### The exercise
Write the material out again exactly as it stands.

### Records shown
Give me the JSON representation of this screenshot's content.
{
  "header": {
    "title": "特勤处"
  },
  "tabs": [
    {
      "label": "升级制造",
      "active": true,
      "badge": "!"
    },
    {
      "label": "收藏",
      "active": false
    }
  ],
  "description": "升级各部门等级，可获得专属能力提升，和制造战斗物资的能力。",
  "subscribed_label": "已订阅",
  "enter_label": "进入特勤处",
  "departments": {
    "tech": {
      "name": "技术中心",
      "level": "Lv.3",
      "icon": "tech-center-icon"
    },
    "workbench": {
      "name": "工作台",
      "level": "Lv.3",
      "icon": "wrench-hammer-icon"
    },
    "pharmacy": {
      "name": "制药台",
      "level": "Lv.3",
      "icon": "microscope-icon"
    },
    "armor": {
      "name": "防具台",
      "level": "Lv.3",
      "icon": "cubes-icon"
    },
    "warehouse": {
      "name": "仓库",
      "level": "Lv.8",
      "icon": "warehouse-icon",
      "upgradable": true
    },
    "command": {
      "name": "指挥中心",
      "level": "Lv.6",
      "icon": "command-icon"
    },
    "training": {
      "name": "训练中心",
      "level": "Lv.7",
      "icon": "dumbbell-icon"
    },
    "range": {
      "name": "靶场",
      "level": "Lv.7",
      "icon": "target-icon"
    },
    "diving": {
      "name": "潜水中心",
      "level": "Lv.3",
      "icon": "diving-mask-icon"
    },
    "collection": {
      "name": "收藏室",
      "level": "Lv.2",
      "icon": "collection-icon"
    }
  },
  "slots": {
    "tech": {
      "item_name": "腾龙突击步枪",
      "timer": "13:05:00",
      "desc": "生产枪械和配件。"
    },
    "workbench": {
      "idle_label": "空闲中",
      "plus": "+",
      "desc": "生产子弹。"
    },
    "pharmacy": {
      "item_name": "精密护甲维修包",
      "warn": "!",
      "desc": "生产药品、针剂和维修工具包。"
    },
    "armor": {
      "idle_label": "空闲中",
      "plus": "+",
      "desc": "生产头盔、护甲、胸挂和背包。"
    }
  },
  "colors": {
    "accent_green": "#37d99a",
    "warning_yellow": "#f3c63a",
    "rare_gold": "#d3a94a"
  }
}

### Task output
Give me the JSON representation of this screenshot's content.
{
  "header": {
    "title": "特勤处"
  },
  "tabs": [
    {
      "label": "升级制造",
      "active": true,
      "badge": "!"
    },
    {
      "label": "收藏",
      "active": false
    }
  ],
  "description": "升级各部门等级，可获得专属能力提升，和制造战斗物资的能力。",
  "subscribed_label": "已订阅",
  "enter_label": "进入特勤处",
  "departments": {
    "tech": {
      "name": "技术中心",
      "level": "Lv.3",
      "icon": "tech-center-icon"
    },
    "workbench": {
      "name": "工作台",
      "level": "Lv.3",
      "icon": "wrench-hammer-icon"
    },
    "pharmacy": {
      "name": "制药台",
      "level": "Lv.3",
      "icon": "microscope-icon"
    },
    "armor": {
      "name": "防具台",
      "level": "Lv.3",
      "icon": "cubes-icon"
    },
    "warehouse": {
      "name": "仓库",
      "level": "Lv.8",
      "icon": "warehouse-icon",
      "upgradable": true
    },
    "command": {
      "name": "指挥中心",
      "level": "Lv.6",
      "icon": "command-icon"
    },
    "training": {
      "name": "训练中心",
      "level": "Lv.7",
      "icon": "dumbbell-icon"
    },
    "range": {
      "name": "靶场",
      "level": "Lv.7",
      "icon": "target-icon"
    },
    "diving": {
      "name": "潜水中心",
      "level": "Lv.3",
      "icon": "diving-mask-icon"
    },
    "collection": {
      "name": "收藏室",
      "level": "Lv.2",
      "icon": "collection-icon"
    }
  },
  "slots": {
    "tech": {
      "item_name": "腾龙突击步枪",
      "timer": "13:05:00",
      "desc": "生产枪械和配件。"
    },
    "workbench": {
      "idle_label": "空闲中",
      "plus": "+",
      "desc": "生产子弹。"
    },
    "pharmacy": {
      "item_name": "精密护甲维修包",
      "warn": "!",
      "desc": "生产药品、针剂和维修工具包。"
    },
    "armor": {
      "idle_label": "空闲中",
      "plus": "+",
      "desc": "生产头盔、护甲、胸挂和背包。"
    }
  },
  "colors": {
    "accent_green": "#37d99a",
    "warning_yellow": "#f3c63a",
    "rare_gold": "#d3a94a"
  }
}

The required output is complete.